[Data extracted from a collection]
★ ★ ★ ★
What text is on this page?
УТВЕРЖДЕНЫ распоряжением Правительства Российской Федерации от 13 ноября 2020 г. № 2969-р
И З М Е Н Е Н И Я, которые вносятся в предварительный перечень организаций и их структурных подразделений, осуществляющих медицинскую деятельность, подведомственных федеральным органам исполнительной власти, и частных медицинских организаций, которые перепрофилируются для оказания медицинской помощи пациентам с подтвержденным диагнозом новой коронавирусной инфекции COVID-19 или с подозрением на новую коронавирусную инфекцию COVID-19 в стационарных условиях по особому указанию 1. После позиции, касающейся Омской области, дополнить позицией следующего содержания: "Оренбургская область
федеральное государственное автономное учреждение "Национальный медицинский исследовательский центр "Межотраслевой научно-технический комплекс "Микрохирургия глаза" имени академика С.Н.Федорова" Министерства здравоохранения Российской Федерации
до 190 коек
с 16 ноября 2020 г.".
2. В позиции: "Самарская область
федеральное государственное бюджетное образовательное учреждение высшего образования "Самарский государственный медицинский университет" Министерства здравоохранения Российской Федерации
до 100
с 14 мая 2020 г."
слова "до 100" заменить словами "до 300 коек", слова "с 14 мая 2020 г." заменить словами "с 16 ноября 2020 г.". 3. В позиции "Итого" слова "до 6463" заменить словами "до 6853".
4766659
★ ★ ★ ★
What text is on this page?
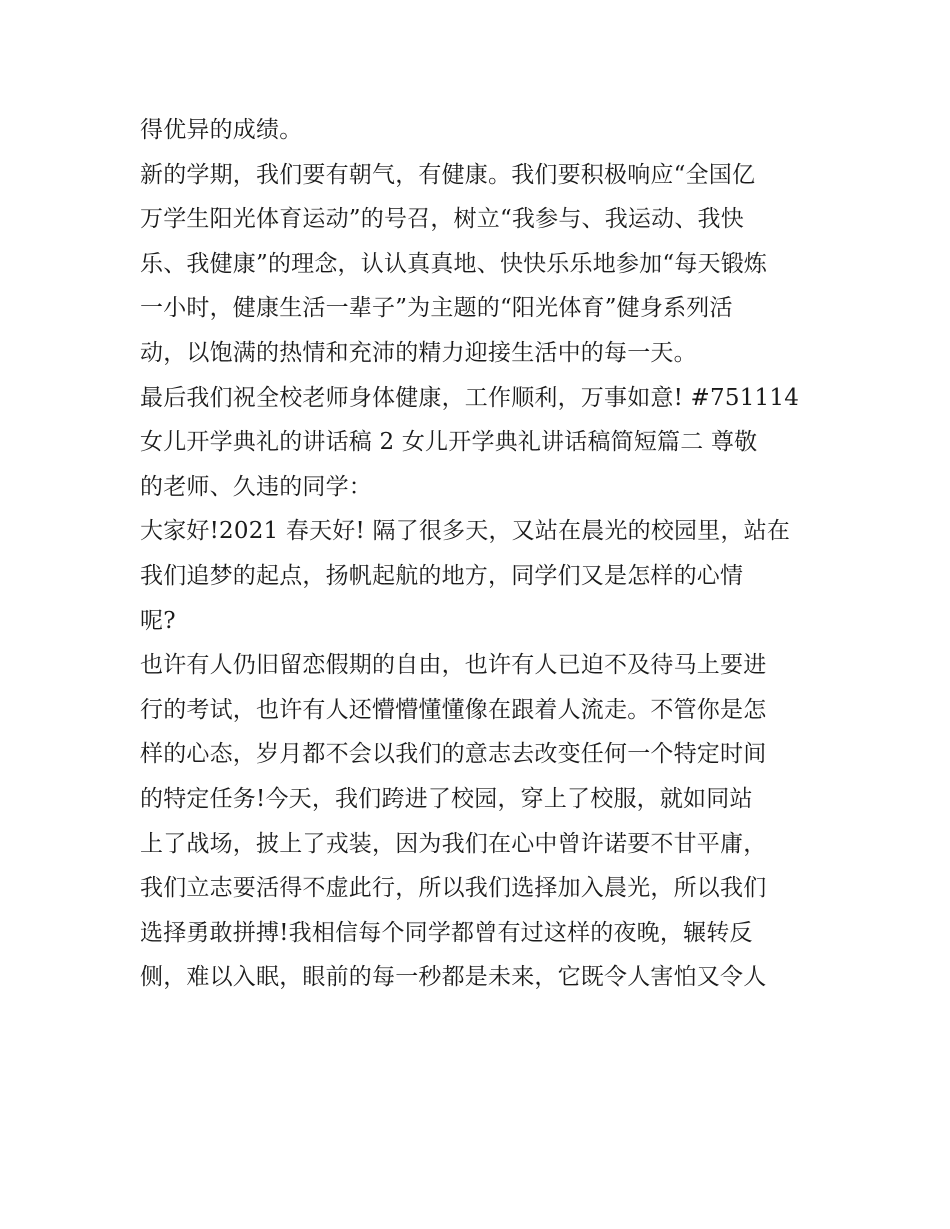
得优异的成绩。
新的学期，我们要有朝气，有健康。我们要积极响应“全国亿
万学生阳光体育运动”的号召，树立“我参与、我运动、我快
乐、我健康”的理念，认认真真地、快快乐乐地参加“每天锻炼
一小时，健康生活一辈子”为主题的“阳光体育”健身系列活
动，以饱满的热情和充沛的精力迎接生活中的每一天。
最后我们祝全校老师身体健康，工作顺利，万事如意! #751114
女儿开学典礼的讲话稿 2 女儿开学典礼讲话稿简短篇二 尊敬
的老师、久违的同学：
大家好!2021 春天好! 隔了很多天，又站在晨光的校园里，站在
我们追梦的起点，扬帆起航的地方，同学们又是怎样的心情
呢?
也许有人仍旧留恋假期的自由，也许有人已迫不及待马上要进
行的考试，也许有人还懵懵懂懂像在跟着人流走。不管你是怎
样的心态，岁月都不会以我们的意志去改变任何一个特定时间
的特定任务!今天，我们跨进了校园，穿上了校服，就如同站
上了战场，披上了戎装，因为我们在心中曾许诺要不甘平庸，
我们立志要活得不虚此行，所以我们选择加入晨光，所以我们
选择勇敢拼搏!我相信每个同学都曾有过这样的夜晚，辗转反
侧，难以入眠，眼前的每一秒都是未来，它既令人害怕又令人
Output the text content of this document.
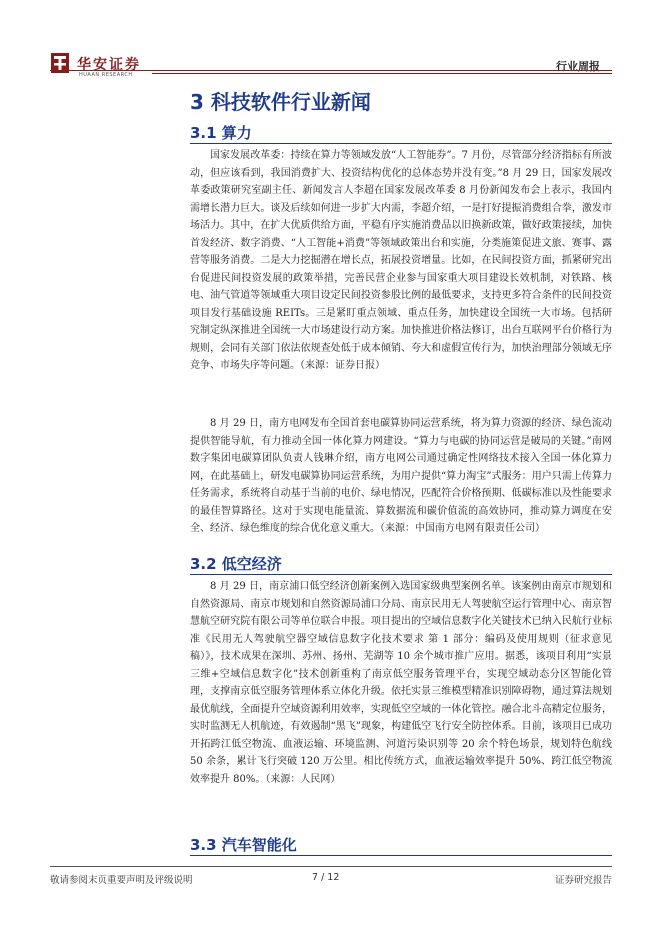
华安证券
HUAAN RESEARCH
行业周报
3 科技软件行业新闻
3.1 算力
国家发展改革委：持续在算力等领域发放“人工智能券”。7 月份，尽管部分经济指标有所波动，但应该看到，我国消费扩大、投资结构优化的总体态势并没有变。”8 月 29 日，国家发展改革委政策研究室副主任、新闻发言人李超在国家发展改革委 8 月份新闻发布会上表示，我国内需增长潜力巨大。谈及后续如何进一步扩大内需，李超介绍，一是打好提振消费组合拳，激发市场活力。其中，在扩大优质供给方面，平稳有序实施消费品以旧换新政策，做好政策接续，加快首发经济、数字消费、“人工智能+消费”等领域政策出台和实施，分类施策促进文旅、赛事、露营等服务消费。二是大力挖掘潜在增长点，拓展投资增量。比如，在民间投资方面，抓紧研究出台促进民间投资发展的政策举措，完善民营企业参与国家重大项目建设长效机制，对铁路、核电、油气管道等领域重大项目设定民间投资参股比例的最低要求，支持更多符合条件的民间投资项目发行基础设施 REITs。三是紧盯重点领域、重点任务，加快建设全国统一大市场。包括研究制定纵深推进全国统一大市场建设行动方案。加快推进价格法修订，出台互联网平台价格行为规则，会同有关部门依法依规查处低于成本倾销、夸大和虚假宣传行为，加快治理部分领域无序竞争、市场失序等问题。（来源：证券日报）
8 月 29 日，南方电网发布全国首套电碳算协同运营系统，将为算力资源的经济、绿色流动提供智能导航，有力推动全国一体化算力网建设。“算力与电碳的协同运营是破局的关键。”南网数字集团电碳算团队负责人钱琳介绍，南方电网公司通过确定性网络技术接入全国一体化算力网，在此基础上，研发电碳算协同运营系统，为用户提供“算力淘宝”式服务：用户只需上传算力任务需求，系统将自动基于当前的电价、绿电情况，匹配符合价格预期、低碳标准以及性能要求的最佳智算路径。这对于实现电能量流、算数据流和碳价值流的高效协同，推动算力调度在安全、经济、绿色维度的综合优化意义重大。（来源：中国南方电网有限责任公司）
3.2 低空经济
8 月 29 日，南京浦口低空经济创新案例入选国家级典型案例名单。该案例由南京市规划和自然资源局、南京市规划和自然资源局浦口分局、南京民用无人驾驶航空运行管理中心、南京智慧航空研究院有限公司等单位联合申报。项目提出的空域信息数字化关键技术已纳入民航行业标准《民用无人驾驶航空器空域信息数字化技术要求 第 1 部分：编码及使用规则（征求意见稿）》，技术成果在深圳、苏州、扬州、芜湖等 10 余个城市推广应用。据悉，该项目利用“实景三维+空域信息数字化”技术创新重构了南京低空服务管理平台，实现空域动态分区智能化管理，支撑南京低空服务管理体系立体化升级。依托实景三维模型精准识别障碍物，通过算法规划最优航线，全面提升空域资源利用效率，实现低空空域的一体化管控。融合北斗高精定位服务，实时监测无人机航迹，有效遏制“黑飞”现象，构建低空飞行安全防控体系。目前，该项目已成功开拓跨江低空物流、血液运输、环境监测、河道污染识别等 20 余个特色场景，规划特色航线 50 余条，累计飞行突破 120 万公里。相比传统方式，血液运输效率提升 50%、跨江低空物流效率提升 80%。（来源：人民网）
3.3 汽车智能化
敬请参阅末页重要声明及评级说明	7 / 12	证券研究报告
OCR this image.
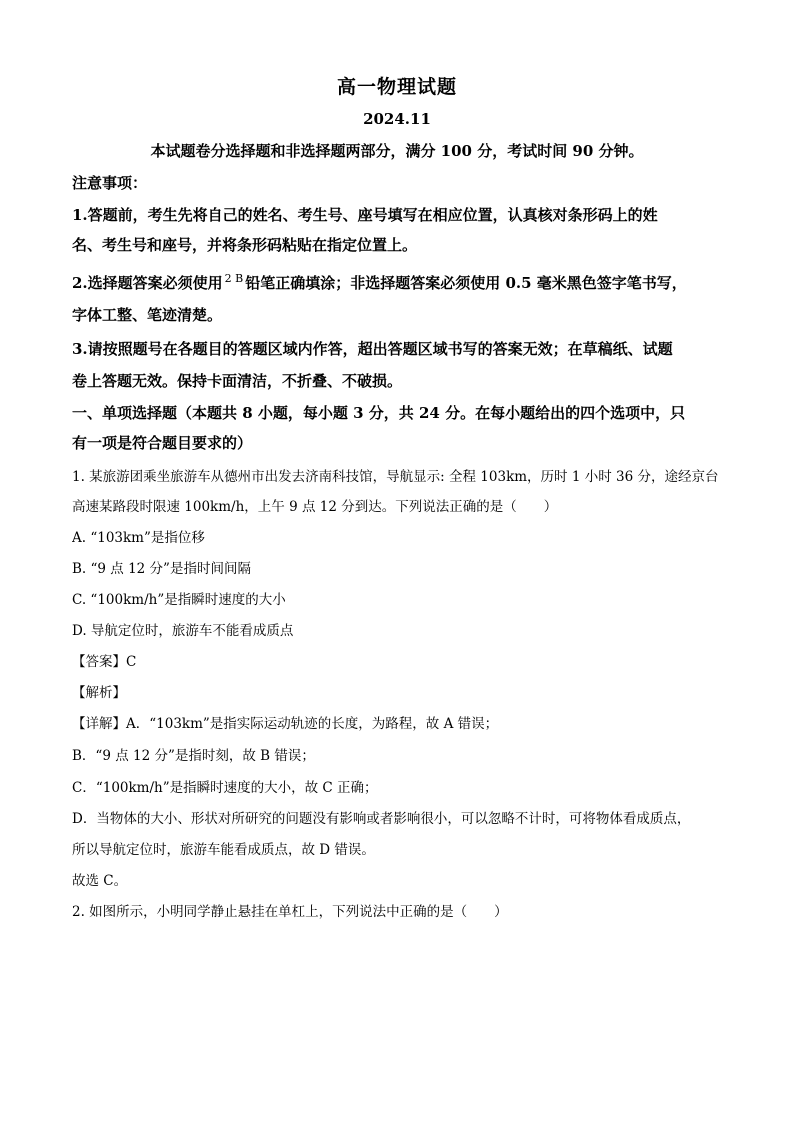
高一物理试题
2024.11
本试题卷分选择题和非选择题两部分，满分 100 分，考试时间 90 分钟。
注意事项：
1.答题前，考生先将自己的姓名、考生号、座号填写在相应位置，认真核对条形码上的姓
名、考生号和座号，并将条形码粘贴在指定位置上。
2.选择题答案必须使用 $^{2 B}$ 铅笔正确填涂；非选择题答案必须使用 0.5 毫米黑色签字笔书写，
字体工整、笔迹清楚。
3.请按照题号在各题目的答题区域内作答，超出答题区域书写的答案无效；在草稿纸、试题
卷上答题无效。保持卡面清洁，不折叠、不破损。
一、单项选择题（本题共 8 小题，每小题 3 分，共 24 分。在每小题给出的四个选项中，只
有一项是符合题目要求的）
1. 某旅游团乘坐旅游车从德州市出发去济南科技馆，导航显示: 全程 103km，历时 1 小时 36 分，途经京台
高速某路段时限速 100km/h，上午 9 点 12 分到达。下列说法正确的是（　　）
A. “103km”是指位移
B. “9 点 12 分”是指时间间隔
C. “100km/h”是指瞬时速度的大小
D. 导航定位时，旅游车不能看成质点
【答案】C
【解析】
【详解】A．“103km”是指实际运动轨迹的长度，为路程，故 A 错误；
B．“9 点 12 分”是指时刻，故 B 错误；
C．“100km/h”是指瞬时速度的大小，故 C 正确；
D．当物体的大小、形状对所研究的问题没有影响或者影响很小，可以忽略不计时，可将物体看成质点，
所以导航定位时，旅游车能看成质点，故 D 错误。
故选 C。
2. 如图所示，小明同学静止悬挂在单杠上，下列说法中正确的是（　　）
★ ★ ★ ★
Note every line above where the string "государственное" shows up, and copy those lines.

федеральное государственное автономное учреждение "Национальный медицинский исследовательский центр "Межотраслевой научно-технический комплекс "Микрохирургия глаза" имени академика С.Н.Федорова" Министерства здравоохранения Российской Федерации
федеральное государственное бюджетное образовательное учреждение высшего образования "Самарский государственный медицинский университет" Министерства здравоохранения Российской Федерации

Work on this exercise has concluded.